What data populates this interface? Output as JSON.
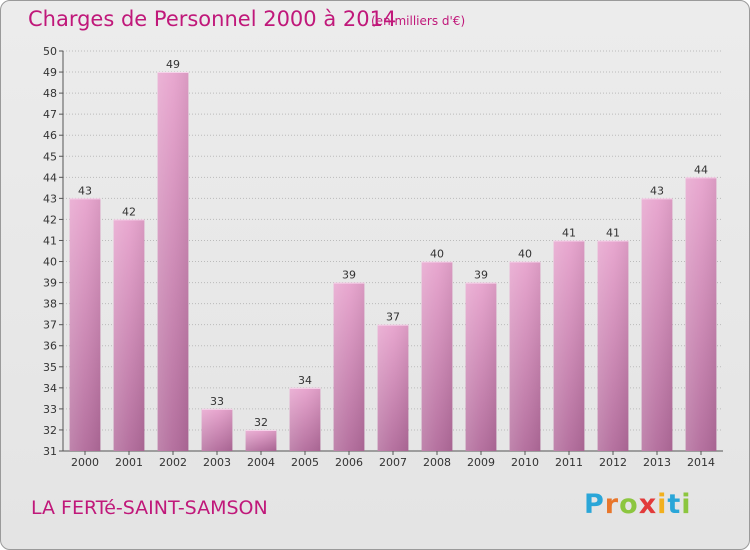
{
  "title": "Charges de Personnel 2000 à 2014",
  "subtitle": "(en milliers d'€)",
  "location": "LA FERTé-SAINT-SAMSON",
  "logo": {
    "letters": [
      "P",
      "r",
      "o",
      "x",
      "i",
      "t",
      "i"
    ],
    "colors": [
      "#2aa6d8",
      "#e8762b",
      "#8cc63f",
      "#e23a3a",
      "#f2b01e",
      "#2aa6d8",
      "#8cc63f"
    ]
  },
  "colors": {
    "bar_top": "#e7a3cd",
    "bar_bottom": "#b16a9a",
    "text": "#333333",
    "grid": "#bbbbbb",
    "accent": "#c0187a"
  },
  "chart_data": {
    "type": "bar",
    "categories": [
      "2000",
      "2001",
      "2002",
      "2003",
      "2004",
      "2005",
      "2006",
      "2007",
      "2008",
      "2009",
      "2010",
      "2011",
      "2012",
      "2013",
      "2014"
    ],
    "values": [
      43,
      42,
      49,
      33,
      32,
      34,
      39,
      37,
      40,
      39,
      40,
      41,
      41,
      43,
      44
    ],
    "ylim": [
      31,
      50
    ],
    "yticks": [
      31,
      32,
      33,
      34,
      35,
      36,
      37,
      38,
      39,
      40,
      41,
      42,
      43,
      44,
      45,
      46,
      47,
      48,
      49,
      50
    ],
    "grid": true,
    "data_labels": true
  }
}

--

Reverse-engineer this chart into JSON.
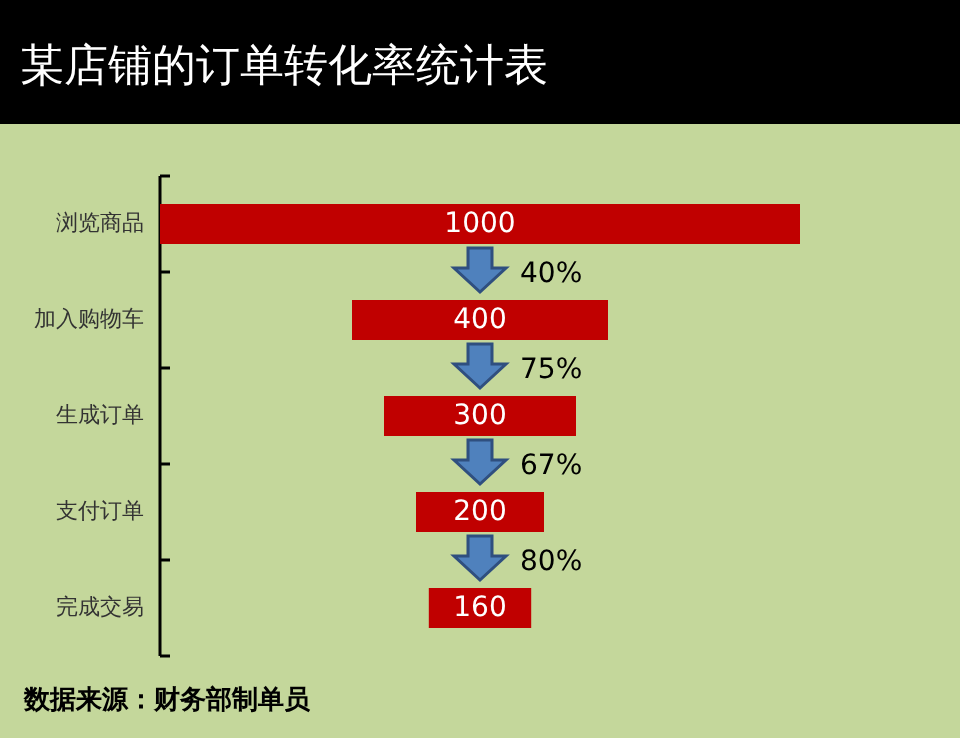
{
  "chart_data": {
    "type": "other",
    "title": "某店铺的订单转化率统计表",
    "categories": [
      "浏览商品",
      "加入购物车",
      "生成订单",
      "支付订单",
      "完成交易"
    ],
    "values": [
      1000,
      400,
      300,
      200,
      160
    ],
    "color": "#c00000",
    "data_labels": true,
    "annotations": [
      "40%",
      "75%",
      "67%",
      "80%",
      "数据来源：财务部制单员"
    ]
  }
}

Task statement
Pull out each line of the records holding the string "this".

Problem solution
What data populates this interface? Output as JSON.
Reverse-engineer this chart into JSON.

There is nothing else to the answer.